Figure record extracts
- - - -
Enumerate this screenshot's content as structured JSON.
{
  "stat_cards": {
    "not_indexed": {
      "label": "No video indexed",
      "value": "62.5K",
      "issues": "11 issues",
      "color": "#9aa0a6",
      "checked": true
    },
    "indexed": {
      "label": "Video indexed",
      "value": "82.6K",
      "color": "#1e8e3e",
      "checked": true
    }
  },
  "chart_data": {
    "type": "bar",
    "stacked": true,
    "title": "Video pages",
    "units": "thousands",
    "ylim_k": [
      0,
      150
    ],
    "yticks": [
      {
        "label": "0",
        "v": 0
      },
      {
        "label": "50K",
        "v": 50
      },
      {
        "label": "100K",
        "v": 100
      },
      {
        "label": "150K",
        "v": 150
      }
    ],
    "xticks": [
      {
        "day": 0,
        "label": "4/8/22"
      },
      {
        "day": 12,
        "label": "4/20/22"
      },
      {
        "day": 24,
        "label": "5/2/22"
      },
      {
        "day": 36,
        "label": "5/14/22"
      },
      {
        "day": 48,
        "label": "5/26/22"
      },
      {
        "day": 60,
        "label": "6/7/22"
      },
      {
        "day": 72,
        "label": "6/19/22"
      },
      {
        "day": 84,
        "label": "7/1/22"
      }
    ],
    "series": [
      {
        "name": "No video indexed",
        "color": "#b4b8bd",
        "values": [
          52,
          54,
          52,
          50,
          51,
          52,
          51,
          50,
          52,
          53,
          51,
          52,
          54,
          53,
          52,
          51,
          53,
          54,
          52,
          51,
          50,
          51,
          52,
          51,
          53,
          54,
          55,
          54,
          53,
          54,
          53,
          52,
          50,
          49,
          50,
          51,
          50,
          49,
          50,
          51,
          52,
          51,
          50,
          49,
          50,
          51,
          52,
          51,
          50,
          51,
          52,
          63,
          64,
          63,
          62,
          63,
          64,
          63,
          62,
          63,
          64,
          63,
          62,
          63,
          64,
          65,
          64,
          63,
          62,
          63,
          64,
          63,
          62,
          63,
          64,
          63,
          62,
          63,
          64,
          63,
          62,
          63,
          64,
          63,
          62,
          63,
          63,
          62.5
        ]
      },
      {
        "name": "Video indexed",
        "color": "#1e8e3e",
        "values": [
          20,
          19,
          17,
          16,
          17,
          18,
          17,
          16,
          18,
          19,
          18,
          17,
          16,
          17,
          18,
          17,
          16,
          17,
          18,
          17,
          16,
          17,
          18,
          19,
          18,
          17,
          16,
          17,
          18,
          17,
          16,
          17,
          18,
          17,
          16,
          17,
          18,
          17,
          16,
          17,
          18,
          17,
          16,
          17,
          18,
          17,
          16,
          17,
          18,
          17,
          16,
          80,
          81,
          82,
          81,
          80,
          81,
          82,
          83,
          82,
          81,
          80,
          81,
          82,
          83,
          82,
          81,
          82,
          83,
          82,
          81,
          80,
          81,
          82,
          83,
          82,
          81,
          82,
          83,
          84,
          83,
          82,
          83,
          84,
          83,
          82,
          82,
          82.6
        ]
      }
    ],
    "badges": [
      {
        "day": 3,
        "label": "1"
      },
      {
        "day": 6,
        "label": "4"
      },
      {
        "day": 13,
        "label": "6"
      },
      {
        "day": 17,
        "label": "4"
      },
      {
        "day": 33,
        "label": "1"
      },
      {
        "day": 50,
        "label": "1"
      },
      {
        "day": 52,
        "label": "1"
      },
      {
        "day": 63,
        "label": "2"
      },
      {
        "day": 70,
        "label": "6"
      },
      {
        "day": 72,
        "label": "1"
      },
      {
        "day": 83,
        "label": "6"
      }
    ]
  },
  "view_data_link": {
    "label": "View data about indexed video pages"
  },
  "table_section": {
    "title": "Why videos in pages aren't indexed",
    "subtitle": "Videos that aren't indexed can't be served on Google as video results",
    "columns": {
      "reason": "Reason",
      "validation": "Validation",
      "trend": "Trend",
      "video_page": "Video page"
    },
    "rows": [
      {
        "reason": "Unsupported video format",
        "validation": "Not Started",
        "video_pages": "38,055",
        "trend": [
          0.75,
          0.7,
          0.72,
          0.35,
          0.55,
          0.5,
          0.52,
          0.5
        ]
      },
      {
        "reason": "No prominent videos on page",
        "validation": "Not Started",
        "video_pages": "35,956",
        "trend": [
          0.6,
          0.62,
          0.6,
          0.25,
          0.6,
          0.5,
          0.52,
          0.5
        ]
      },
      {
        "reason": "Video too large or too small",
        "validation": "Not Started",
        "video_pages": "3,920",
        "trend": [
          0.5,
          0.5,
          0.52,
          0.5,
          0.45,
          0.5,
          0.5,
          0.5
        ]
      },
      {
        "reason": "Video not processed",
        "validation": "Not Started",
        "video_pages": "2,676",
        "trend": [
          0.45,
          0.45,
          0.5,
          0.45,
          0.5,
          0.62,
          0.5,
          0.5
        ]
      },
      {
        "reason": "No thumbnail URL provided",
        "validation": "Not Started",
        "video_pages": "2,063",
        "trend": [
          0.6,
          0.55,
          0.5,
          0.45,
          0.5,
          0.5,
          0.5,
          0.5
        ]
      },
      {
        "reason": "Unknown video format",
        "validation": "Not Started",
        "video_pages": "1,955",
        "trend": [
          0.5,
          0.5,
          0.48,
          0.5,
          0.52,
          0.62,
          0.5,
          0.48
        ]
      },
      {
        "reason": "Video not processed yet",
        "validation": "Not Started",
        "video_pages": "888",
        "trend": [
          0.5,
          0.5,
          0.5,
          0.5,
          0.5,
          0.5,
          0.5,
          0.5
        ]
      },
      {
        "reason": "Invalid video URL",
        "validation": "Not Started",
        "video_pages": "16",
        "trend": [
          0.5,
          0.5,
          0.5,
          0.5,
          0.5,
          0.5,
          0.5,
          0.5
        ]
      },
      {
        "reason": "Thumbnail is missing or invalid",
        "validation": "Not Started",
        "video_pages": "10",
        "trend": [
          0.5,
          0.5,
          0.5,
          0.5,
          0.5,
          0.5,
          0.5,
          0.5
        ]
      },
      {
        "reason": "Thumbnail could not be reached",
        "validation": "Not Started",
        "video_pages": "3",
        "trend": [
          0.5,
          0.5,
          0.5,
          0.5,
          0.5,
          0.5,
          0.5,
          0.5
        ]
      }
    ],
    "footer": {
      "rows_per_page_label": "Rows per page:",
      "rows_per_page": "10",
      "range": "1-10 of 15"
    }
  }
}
- - - -
Return every line containing "color".

FINAL ANSWER
      "color": "#9aa0a6",
      "color": "#1e8e3e",
        "color": "#b4b8bd",
        "color": "#1e8e3e",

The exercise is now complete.